Extracted entries
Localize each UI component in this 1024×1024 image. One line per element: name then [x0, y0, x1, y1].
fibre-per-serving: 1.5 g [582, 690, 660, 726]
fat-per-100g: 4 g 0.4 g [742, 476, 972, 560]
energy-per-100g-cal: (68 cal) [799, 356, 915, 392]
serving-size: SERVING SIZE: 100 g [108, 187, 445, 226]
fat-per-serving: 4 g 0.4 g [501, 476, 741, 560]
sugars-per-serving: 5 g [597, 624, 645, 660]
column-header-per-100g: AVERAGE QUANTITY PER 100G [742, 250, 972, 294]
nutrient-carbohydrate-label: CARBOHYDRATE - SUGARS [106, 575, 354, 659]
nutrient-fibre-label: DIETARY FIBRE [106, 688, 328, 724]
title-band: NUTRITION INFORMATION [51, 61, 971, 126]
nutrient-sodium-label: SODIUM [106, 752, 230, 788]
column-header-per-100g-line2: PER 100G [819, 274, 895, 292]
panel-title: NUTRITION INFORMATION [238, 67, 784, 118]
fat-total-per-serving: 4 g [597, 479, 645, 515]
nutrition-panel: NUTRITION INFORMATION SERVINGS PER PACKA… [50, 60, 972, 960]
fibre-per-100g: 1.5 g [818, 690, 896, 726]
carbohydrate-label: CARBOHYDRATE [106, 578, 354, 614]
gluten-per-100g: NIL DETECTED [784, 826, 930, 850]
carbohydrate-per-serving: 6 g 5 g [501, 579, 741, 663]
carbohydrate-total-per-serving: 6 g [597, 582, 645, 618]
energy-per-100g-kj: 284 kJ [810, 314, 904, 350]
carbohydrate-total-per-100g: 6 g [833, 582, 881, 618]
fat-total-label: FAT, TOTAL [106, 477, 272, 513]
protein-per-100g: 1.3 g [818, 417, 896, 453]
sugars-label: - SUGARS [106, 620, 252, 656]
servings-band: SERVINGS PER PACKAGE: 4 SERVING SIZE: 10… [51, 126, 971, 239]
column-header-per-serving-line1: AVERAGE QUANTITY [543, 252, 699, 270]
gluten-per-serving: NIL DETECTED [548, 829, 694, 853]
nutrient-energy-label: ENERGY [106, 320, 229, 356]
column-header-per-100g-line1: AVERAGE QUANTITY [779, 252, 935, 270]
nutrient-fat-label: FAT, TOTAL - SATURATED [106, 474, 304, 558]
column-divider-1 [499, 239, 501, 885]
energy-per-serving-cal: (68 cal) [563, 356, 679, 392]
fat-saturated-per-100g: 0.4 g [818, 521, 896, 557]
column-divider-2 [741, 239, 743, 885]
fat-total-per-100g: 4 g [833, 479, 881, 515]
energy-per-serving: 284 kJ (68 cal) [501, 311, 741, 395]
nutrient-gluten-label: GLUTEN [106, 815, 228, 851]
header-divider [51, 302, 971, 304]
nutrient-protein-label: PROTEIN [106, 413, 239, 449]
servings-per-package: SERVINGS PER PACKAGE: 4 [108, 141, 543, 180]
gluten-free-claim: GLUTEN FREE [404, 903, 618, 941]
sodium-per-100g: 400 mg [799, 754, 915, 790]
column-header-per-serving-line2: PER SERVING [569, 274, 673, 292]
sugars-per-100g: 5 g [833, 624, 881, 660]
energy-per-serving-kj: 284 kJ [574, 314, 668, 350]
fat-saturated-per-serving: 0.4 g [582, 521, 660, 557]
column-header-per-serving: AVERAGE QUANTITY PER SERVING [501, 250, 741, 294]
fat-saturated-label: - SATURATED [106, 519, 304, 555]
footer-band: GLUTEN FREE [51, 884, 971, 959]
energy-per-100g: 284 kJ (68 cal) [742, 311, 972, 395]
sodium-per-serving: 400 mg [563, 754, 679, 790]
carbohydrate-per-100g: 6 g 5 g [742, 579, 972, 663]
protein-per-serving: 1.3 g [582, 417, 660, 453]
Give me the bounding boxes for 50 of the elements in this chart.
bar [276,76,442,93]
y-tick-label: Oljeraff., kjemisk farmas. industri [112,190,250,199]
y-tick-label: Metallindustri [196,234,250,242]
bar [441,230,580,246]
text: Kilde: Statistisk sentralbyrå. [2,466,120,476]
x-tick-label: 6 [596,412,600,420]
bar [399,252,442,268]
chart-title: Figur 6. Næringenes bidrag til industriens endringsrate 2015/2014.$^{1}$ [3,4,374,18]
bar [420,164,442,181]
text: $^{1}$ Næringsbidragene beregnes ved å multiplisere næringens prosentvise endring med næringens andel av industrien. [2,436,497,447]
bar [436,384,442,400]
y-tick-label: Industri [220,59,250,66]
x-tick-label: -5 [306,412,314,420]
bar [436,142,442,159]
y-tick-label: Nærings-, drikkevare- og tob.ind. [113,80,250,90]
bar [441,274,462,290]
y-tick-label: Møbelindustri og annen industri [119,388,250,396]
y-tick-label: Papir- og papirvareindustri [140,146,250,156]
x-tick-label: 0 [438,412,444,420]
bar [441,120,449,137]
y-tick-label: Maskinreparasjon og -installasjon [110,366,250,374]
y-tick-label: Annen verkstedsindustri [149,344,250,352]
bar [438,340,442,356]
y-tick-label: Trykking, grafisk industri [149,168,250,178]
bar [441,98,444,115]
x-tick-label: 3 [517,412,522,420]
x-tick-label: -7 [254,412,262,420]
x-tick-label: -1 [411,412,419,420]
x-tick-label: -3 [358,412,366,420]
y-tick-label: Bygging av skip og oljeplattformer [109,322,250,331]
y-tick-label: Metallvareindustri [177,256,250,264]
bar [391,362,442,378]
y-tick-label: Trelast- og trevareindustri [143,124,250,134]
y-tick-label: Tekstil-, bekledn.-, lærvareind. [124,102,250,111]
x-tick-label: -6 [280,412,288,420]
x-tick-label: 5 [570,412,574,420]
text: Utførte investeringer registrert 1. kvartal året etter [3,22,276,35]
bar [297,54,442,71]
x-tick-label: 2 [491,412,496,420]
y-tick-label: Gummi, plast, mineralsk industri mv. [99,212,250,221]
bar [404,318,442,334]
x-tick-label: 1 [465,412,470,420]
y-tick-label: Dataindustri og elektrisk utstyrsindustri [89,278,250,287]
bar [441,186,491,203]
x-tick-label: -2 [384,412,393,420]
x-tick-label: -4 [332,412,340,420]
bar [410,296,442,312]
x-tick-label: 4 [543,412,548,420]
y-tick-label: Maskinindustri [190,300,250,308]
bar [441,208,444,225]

Problem description
If a line in the records has the word "header", copy that line.

Exercise output
column-header-per-100g: AVERAGE QUANTITY PER 100G [742, 250, 972, 294]
column-header-per-100g-line2: PER 100G [819, 274, 895, 292]
column-header-per-serving-line1: AVERAGE QUANTITY [543, 252, 699, 270]
column-header-per-100g-line1: AVERAGE QUANTITY [779, 252, 935, 270]
header-divider [51, 302, 971, 304]
column-header-per-serving-line2: PER SERVING [569, 274, 673, 292]
column-header-per-serving: AVERAGE QUANTITY PER SERVING [501, 250, 741, 294]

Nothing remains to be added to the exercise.